Set exercise: Without the pictures, can you quote each line below exactly?

***** Stored records *****

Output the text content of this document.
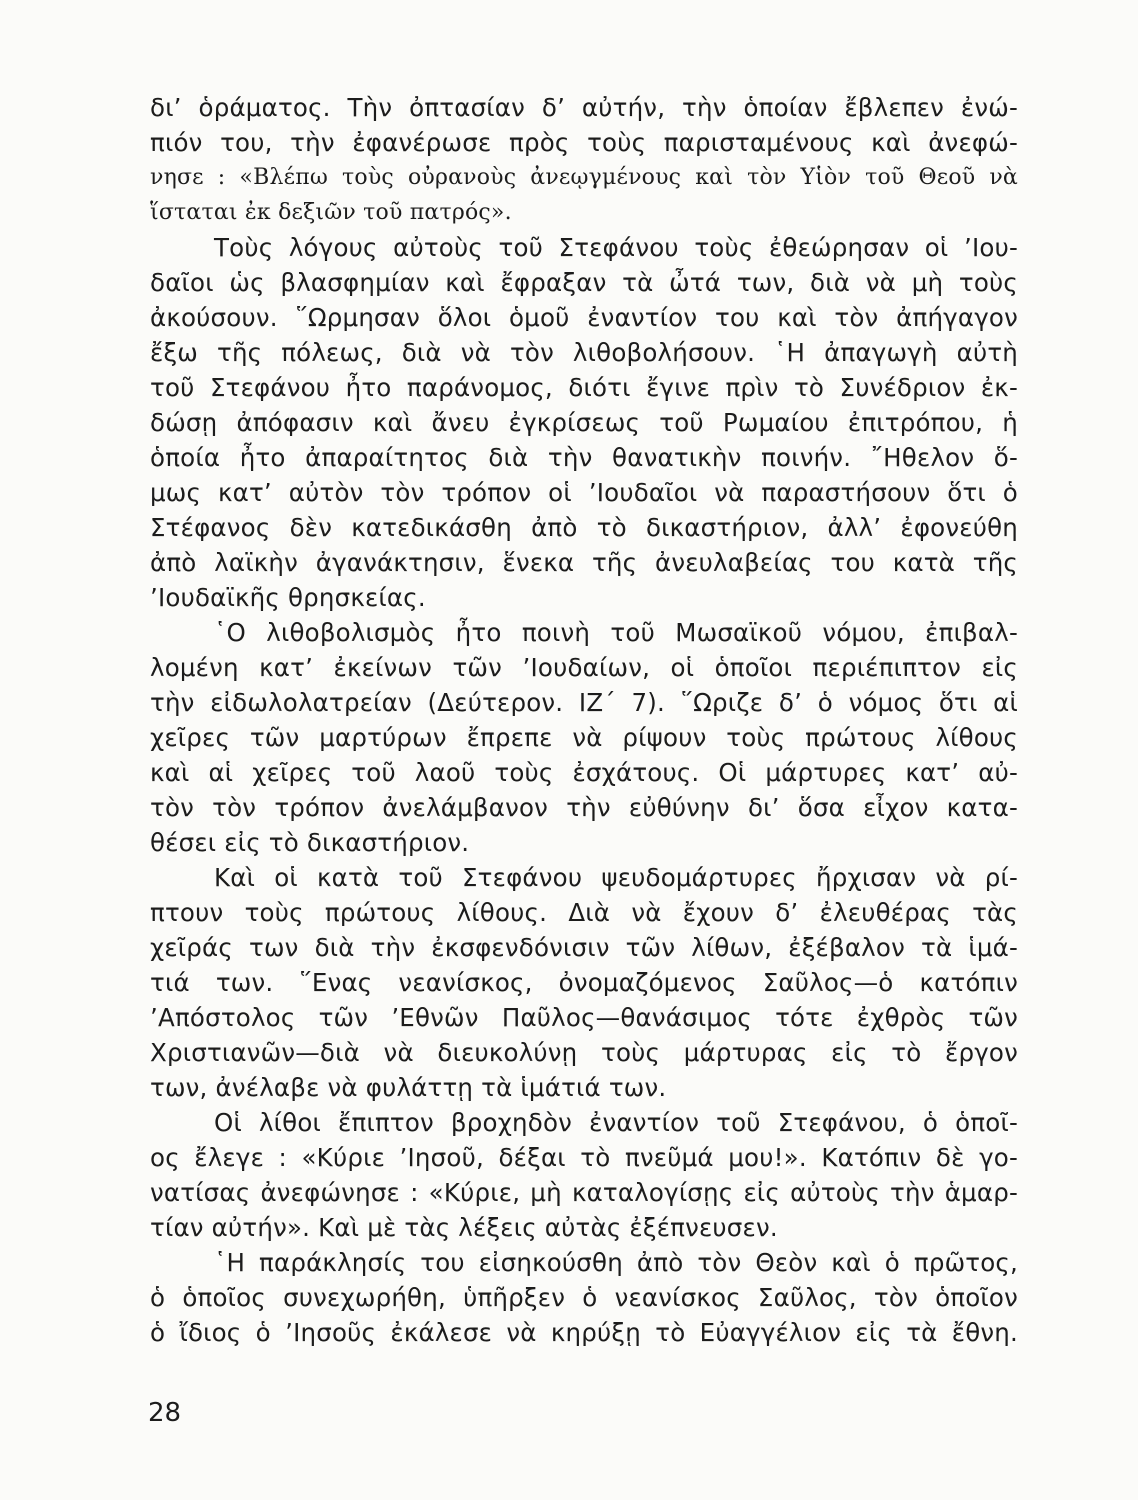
δι’ ὁράματος. Τὴν ὀπτασίαν δ’ αὐτήν, τὴν ὁποίαν ἔβλεπεν ἐνώ-
πιόν του, τὴν ἐφανέρωσε πρὸς τοὺς παρισταμένους καὶ ἀνεφώ-
νησε : «Βλέπω τοὺς οὐρανοὺς ἀνεῳγμένους καὶ τὸν Υἱὸν τοῦ Θεοῦ νὰ
ἵσταται ἐκ δεξιῶν τοῦ πατρός».
Τοὺς λόγους αὐτοὺς τοῦ Στεφάνου τοὺς ἐθεώρησαν οἱ ’Ιου-
δαῖοι ὡς βλασφημίαν καὶ ἔφραξαν τὰ ὦτά των, διὰ νὰ μὴ τοὺς
ἀκούσουν. ῞Ωρμησαν ὅλοι ὁμοῦ ἐναντίον του καὶ τὸν ἀπήγαγον
ἔξω τῆς πόλεως, διὰ νὰ τὸν λιθοβολήσουν. ῾Η ἀπαγωγὴ αὐτὴ
τοῦ Στεφάνου ἦτο παράνομος, διότι ἔγινε πρὶν τὸ Συνέδριον ἐκ-
δώσῃ ἀπόφασιν καὶ ἄνευ ἐγκρίσεως τοῦ Ρωμαίου ἐπιτρόπου, ἡ
ὁποία ἦτο ἀπαραίτητος διὰ τὴν θανατικὴν ποινήν. ῎Ηθελον ὅ-
μως κατ’ αὐτὸν τὸν τρόπον οἱ ’Ιουδαῖοι νὰ παραστήσουν ὅτι ὁ
Στέφανος δὲν κατεδικάσθη ἀπὸ τὸ δικαστήριον, ἀλλ’ ἐφονεύθη
ἀπὸ λαϊκὴν ἀγανάκτησιν, ἕνεκα τῆς ἀνευλαβείας του κατὰ τῆς
’Ιουδαϊκῆς θρησκείας.
῾Ο λιθοβολισμὸς ἦτο ποινὴ τοῦ Μωσαϊκοῦ νόμου, ἐπιβαλ-
λομένη κατ’ ἐκείνων τῶν ’Ιουδαίων, οἱ ὁποῖοι περιέπιπτον εἰς
τὴν εἰδωλολατρείαν (Δεύτερον. ΙΖ΄ 7). ῞Ωριζε δ’ ὁ νόμος ὅτι αἱ
χεῖρες τῶν μαρτύρων ἔπρεπε νὰ ρίψουν τοὺς πρώτους λίθους
καὶ αἱ χεῖρες τοῦ λαοῦ τοὺς ἐσχάτους. Οἱ μάρτυρες κατ’ αὐ-
τὸν τὸν τρόπον ἀνελάμβανον τὴν εὐθύνην δι’ ὅσα εἶχον κατα-
θέσει εἰς τὸ δικαστήριον.
Καὶ οἱ κατὰ τοῦ Στεφάνου ψευδομάρτυρες ἤρχισαν νὰ ρί-
πτουν τοὺς πρώτους λίθους. Διὰ νὰ ἔχουν δ’ ἐλευθέρας τὰς
χεῖράς των διὰ τὴν ἐκσφενδόνισιν τῶν λίθων, ἐξέβαλον τὰ ἱμά-
τιά των. ῞Ενας νεανίσκος, ὀνομαζόμενος Σαῦλος—ὁ κατόπιν
’Απόστολος τῶν ’Εθνῶν Παῦλος—θανάσιμος τότε ἐχθρὸς τῶν
Χριστιανῶν—διὰ νὰ διευκολύνῃ τοὺς μάρτυρας εἰς τὸ ἔργον
των, ἀνέλαβε νὰ φυλάττῃ τὰ ἱμάτιά των.
Οἱ λίθοι ἔπιπτον βροχηδὸν ἐναντίον τοῦ Στεφάνου, ὁ ὁποῖ-
ος ἔλεγε : «Κύριε ’Ιησοῦ, δέξαι τὸ πνεῦμά μου!». Κατόπιν δὲ γο-
νατίσας ἀνεφώνησε : «Κύριε, μὴ καταλογίσῃς εἰς αὐτοὺς τὴν ἁμαρ-
τίαν αὐτήν». Καὶ μὲ τὰς λέξεις αὐτὰς ἐξέπνευσεν.
῾Η παράκλησίς του εἰσηκούσθη ἀπὸ τὸν Θεὸν καὶ ὁ πρῶτος,
ὁ ὁποῖος συνεχωρήθη, ὑπῆρξεν ὁ νεανίσκος Σαῦλος, τὸν ὁποῖον
ὁ ἴδιος ὁ ’Ιησοῦς ἐκάλεσε νὰ κηρύξῃ τὸ Εὐαγγέλιον εἰς τὰ ἔθνη.
28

*****

Exercise answer:
Output the text content of this document.
δι’ ὁράματος. Τὴν ὀπτασίαν δ’ αὐτήν, τὴν ὁποίαν ἔβλεπεν ἐνώ-
πιόν του, τὴν ἐφανέρωσε πρὸς τοὺς παρισταμένους καὶ ἀνεφώ-
νησε : «Βλέπω τοὺς οὐρανοὺς ἀνεῳγμένους καὶ τὸν Υἱὸν τοῦ Θεοῦ νὰ
ἵσταται ἐκ δεξιῶν τοῦ πατρός».
Τοὺς λόγους αὐτοὺς τοῦ Στεφάνου τοὺς ἐθεώρησαν οἱ ’Ιου-
δαῖοι ὡς βλασφημίαν καὶ ἔφραξαν τὰ ὦτά των, διὰ νὰ μὴ τοὺς
ἀκούσουν. ῞Ωρμησαν ὅλοι ὁμοῦ ἐναντίον του καὶ τὸν ἀπήγαγον
ἔξω τῆς πόλεως, διὰ νὰ τὸν λιθοβολήσουν. ῾Η ἀπαγωγὴ αὐτὴ
τοῦ Στεφάνου ἦτο παράνομος, διότι ἔγινε πρὶν τὸ Συνέδριον ἐκ-
δώσῃ ἀπόφασιν καὶ ἄνευ ἐγκρίσεως τοῦ Ρωμαίου ἐπιτρόπου, ἡ
ὁποία ἦτο ἀπαραίτητος διὰ τὴν θανατικὴν ποινήν. ῎Ηθελον ὅ-
μως κατ’ αὐτὸν τὸν τρόπον οἱ ’Ιουδαῖοι νὰ παραστήσουν ὅτι ὁ
Στέφανος δὲν κατεδικάσθη ἀπὸ τὸ δικαστήριον, ἀλλ’ ἐφονεύθη
ἀπὸ λαϊκὴν ἀγανάκτησιν, ἕνεκα τῆς ἀνευλαβείας του κατὰ τῆς
’Ιουδαϊκῆς θρησκείας.
῾Ο λιθοβολισμὸς ἦτο ποινὴ τοῦ Μωσαϊκοῦ νόμου, ἐπιβαλ-
λομένη κατ’ ἐκείνων τῶν ’Ιουδαίων, οἱ ὁποῖοι περιέπιπτον εἰς
τὴν εἰδωλολατρείαν (Δεύτερον. ΙΖ΄ 7). ῞Ωριζε δ’ ὁ νόμος ὅτι αἱ
χεῖρες τῶν μαρτύρων ἔπρεπε νὰ ρίψουν τοὺς πρώτους λίθους
καὶ αἱ χεῖρες τοῦ λαοῦ τοὺς ἐσχάτους. Οἱ μάρτυρες κατ’ αὐ-
τὸν τὸν τρόπον ἀνελάμβανον τὴν εὐθύνην δι’ ὅσα εἶχον κατα-
θέσει εἰς τὸ δικαστήριον.
Καὶ οἱ κατὰ τοῦ Στεφάνου ψευδομάρτυρες ἤρχισαν νὰ ρί-
πτουν τοὺς πρώτους λίθους. Διὰ νὰ ἔχουν δ’ ἐλευθέρας τὰς
χεῖράς των διὰ τὴν ἐκσφενδόνισιν τῶν λίθων, ἐξέβαλον τὰ ἱμά-
τιά των. ῞Ενας νεανίσκος, ὀνομαζόμενος Σαῦλος—ὁ κατόπιν
’Απόστολος τῶν ’Εθνῶν Παῦλος—θανάσιμος τότε ἐχθρὸς τῶν
Χριστιανῶν—διὰ νὰ διευκολύνῃ τοὺς μάρτυρας εἰς τὸ ἔργον
των, ἀνέλαβε νὰ φυλάττῃ τὰ ἱμάτιά των.
Οἱ λίθοι ἔπιπτον βροχηδὸν ἐναντίον τοῦ Στεφάνου, ὁ ὁποῖ-
ος ἔλεγε : «Κύριε ’Ιησοῦ, δέξαι τὸ πνεῦμά μου!». Κατόπιν δὲ γο-
νατίσας ἀνεφώνησε : «Κύριε, μὴ καταλογίσῃς εἰς αὐτοὺς τὴν ἁμαρ-
τίαν αὐτήν». Καὶ μὲ τὰς λέξεις αὐτὰς ἐξέπνευσεν.
῾Η παράκλησίς του εἰσηκούσθη ἀπὸ τὸν Θεὸν καὶ ὁ πρῶτος,
ὁ ὁποῖος συνεχωρήθη, ὑπῆρξεν ὁ νεανίσκος Σαῦλος, τὸν ὁποῖον
ὁ ἴδιος ὁ ’Ιησοῦς ἐκάλεσε νὰ κηρύξῃ τὸ Εὐαγγέλιον εἰς τὰ ἔθνη.
28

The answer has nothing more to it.